» Exercise brief: Using the records below, copy out exactly the line that contains "Give me the JSON representation" and every line that follows it, up to and including the last, and no others.

-- START Available records --

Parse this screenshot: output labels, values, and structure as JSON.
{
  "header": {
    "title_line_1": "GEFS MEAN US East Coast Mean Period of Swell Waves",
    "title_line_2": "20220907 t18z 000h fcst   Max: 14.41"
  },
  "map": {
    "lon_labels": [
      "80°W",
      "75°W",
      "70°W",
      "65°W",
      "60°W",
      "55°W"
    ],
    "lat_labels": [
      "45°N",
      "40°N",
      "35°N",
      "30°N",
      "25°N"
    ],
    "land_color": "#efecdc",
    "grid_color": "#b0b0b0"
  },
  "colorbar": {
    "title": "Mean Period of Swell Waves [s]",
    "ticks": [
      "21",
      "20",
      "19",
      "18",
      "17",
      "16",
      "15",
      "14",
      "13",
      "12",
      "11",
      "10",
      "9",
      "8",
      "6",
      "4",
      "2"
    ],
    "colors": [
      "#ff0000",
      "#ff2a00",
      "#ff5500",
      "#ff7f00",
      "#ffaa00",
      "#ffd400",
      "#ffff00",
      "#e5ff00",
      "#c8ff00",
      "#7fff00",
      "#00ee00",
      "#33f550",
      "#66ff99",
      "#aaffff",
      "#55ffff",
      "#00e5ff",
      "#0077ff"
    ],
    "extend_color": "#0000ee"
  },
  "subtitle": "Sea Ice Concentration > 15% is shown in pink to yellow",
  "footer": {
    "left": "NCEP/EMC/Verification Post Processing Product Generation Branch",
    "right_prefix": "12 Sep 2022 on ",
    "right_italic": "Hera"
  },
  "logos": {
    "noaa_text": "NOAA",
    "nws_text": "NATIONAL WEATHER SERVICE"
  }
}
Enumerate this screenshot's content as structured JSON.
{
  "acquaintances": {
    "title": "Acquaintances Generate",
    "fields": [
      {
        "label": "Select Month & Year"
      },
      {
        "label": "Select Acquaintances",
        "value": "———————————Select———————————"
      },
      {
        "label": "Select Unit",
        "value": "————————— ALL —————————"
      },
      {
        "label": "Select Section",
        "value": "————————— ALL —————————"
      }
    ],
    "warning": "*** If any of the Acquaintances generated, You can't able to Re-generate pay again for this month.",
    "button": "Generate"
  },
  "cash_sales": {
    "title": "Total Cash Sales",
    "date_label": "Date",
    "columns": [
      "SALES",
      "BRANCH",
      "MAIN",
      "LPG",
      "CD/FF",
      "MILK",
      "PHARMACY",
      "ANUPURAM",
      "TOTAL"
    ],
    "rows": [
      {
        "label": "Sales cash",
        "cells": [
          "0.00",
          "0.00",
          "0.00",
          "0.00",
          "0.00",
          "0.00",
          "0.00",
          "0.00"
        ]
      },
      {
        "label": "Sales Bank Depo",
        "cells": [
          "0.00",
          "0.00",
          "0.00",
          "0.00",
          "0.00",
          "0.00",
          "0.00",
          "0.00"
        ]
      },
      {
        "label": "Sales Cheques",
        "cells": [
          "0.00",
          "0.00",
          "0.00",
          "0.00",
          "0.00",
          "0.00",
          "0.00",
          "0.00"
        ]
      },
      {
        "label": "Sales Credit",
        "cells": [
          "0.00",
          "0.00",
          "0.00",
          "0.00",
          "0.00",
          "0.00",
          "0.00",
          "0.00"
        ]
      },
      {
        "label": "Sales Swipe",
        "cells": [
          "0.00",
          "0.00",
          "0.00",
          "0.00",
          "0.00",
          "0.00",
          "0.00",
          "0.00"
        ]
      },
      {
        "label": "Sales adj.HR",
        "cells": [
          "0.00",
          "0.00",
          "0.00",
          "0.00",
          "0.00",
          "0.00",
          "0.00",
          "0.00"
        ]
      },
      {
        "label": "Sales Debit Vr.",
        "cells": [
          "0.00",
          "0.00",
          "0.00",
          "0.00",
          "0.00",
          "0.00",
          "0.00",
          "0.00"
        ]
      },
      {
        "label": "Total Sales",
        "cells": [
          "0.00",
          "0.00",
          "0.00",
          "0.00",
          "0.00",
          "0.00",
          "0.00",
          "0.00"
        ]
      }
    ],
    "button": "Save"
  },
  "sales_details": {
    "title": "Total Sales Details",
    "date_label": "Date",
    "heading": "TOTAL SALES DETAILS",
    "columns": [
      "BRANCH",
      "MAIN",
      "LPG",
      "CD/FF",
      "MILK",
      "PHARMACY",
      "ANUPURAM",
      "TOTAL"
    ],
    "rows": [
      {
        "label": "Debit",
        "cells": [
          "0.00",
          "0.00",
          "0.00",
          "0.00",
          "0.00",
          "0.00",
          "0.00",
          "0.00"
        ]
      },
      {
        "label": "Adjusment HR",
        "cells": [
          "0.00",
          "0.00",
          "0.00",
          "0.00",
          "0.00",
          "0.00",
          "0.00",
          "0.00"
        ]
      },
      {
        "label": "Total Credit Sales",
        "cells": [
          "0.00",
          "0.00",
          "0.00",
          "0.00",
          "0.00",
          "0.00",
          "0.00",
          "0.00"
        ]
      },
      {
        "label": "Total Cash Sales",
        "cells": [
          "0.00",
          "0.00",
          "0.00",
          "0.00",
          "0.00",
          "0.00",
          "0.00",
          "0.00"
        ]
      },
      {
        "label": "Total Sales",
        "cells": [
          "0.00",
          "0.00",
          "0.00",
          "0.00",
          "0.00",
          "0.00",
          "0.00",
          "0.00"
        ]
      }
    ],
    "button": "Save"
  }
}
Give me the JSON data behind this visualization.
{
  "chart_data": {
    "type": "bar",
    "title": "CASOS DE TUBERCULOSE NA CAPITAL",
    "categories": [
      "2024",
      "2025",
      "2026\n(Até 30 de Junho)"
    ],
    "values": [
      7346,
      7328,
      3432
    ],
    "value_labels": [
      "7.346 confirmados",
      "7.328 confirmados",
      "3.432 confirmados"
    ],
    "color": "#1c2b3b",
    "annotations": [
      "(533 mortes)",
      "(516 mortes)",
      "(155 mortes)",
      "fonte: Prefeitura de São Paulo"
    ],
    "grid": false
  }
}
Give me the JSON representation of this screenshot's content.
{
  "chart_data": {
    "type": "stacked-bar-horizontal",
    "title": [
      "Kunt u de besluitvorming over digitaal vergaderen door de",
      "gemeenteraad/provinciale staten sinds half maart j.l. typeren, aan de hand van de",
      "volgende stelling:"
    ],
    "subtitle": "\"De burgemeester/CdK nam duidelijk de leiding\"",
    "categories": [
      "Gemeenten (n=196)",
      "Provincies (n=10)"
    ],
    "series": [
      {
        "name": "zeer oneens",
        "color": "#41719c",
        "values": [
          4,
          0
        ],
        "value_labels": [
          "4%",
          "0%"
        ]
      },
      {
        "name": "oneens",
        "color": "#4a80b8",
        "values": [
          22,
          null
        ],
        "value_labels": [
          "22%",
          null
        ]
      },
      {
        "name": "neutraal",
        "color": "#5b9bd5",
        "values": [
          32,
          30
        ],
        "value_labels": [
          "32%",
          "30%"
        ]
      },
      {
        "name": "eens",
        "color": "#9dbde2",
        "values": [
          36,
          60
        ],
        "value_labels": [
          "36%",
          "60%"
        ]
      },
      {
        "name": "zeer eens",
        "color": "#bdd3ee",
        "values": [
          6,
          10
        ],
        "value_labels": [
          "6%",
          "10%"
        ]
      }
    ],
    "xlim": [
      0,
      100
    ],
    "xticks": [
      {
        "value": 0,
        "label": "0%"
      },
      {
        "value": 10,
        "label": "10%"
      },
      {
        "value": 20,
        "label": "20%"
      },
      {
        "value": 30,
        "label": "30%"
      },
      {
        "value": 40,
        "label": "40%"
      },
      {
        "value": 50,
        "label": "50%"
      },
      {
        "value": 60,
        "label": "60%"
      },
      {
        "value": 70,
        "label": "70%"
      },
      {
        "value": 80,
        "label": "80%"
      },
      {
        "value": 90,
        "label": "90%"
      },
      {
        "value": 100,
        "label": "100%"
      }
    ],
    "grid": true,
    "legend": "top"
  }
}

-- END Available records --

» Answer to the task:
Give me the JSON representation of this screenshot's content.
{
  "chart_data": {
    "type": "stacked-bar-horizontal",
    "title": [
      "Kunt u de besluitvorming over digitaal vergaderen door de",
      "gemeenteraad/provinciale staten sinds half maart j.l. typeren, aan de hand van de",
      "volgende stelling:"
    ],
    "subtitle": "\"De burgemeester/CdK nam duidelijk de leiding\"",
    "categories": [
      "Gemeenten (n=196)",
      "Provincies (n=10)"
    ],
    "series": [
      {
        "name": "zeer oneens",
        "color": "#41719c",
        "values": [
          4,
          0
        ],
        "value_labels": [
          "4%",
          "0%"
        ]
      },
      {
        "name": "oneens",
        "color": "#4a80b8",
        "values": [
          22,
          null
        ],
        "value_labels": [
          "22%",
          null
        ]
      },
      {
        "name": "neutraal",
        "color": "#5b9bd5",
        "values": [
          32,
          30
        ],
        "value_labels": [
          "32%",
          "30%"
        ]
      },
      {
        "name": "eens",
        "color": "#9dbde2",
        "values": [
          36,
          60
        ],
        "value_labels": [
          "36%",
          "60%"
        ]
      },
      {
        "name": "zeer eens",
        "color": "#bdd3ee",
        "values": [
          6,
          10
        ],
        "value_labels": [
          "6%",
          "10%"
        ]
      }
    ],
    "xlim": [
      0,
      100
    ],
    "xticks": [
      {
        "value": 0,
        "label": "0%"
      },
      {
        "value": 10,
        "label": "10%"
      },
      {
        "value": 20,
        "label": "20%"
      },
      {
        "value": 30,
        "label": "30%"
      },
      {
        "value": 40,
        "label": "40%"
      },
      {
        "value": 50,
        "label": "50%"
      },
      {
        "value": 60,
        "label": "60%"
      },
      {
        "value": 70,
        "label": "70%"
      },
      {
        "value": 80,
        "label": "80%"
      },
      {
        "value": 90,
        "label": "90%"
      },
      {
        "value": 100,
        "label": "100%"
      }
    ],
    "grid": true,
    "legend": "top"
  }
}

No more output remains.